- [Set task]
Copy each line with the word "priority" in it.

[Data entries for graphics]

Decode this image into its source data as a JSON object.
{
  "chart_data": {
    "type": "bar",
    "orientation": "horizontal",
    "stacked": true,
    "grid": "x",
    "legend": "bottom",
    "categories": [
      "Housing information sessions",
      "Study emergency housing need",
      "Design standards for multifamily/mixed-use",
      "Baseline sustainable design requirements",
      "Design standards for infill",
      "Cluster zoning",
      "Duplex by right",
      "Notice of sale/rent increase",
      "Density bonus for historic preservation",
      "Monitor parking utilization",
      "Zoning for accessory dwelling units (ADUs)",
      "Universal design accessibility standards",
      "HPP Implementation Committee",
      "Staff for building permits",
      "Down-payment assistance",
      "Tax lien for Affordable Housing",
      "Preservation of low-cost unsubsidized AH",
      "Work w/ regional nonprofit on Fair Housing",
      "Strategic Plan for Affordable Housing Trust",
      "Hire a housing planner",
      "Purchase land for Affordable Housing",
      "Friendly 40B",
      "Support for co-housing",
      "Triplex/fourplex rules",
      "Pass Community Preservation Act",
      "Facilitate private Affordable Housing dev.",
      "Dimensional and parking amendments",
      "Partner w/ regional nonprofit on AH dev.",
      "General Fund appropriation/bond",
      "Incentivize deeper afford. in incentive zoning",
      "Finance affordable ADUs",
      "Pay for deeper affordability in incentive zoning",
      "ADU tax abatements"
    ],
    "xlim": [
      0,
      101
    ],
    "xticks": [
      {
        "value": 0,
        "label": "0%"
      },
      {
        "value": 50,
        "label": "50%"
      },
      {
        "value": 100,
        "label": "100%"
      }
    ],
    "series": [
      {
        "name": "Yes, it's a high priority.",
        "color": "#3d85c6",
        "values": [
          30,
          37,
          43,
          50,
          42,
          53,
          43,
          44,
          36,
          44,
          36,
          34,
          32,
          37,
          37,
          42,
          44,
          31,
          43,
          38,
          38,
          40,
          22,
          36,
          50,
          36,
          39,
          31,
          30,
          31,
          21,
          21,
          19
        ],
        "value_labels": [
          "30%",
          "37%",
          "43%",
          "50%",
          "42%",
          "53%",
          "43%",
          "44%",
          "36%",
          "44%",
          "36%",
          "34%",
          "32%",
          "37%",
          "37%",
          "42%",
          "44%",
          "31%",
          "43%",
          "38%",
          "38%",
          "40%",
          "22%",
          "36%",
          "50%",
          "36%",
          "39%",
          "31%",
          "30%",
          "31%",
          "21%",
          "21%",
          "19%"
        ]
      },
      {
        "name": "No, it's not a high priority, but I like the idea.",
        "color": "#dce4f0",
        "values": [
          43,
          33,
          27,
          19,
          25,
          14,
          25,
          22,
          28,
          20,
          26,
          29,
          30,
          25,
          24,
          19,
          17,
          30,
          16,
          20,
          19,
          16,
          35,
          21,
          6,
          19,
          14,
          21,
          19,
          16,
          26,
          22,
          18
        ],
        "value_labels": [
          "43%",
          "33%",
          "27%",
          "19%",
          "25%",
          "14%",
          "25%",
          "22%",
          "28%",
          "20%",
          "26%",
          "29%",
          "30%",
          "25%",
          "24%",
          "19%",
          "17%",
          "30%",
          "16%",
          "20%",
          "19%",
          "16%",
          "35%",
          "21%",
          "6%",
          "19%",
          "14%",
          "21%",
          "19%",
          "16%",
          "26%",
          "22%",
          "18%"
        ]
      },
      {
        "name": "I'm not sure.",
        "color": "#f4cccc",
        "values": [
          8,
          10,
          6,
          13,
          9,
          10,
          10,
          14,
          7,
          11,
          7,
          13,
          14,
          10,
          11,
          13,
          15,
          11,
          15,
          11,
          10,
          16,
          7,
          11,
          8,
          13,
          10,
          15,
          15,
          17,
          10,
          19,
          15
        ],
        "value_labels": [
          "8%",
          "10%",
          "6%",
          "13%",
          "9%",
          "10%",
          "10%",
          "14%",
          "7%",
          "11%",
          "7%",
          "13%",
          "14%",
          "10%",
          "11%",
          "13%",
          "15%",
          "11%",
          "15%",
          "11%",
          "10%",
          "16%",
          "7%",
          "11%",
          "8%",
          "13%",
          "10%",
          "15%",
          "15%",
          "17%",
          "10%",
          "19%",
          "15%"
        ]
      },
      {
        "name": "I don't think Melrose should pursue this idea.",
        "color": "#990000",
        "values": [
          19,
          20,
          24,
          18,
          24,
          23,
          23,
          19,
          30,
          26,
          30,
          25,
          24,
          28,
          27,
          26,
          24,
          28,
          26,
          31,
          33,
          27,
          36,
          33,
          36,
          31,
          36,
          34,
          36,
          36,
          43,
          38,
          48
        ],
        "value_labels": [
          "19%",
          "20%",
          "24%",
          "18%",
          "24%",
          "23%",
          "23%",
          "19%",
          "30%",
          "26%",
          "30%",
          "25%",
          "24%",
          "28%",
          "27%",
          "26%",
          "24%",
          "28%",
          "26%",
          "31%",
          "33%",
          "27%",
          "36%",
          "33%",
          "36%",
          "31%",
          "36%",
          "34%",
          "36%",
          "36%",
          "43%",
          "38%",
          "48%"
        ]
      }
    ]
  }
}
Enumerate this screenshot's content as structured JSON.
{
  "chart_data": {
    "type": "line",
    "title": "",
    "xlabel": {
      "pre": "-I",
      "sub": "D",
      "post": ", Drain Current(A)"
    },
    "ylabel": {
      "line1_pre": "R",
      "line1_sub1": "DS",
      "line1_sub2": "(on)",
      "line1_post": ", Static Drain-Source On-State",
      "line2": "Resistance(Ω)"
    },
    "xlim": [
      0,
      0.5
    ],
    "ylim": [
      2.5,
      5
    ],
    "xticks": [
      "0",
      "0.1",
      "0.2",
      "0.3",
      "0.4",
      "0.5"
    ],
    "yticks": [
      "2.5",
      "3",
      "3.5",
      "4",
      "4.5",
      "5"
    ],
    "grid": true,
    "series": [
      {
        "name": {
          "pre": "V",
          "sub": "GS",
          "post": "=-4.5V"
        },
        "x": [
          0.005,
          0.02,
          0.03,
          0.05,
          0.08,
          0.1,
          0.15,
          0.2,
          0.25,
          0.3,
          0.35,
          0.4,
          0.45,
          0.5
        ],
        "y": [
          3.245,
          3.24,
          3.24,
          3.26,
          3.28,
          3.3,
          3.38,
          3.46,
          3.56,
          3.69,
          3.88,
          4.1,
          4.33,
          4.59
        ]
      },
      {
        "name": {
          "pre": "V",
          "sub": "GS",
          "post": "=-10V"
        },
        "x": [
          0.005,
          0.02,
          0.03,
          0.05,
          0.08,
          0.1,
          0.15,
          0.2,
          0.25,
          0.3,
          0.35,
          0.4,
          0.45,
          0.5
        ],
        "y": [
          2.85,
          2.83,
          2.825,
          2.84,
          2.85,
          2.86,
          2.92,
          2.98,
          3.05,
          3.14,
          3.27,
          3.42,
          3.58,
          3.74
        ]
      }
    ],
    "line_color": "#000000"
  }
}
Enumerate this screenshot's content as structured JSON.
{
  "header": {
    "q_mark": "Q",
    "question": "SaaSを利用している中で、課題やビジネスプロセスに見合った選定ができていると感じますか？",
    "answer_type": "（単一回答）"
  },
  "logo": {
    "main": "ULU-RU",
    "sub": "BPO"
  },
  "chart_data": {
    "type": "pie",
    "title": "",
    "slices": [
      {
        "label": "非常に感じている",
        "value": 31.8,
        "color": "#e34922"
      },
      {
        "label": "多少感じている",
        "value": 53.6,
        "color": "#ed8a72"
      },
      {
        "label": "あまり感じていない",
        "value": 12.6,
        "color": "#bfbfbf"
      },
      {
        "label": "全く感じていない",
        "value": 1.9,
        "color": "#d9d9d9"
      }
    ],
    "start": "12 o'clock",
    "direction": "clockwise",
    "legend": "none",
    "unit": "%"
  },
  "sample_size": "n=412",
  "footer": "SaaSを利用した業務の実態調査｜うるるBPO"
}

- [Response to this exercise]
        "name": "Yes, it's a high priority.",
        "name": "No, it's not a high priority, but I like the idea.",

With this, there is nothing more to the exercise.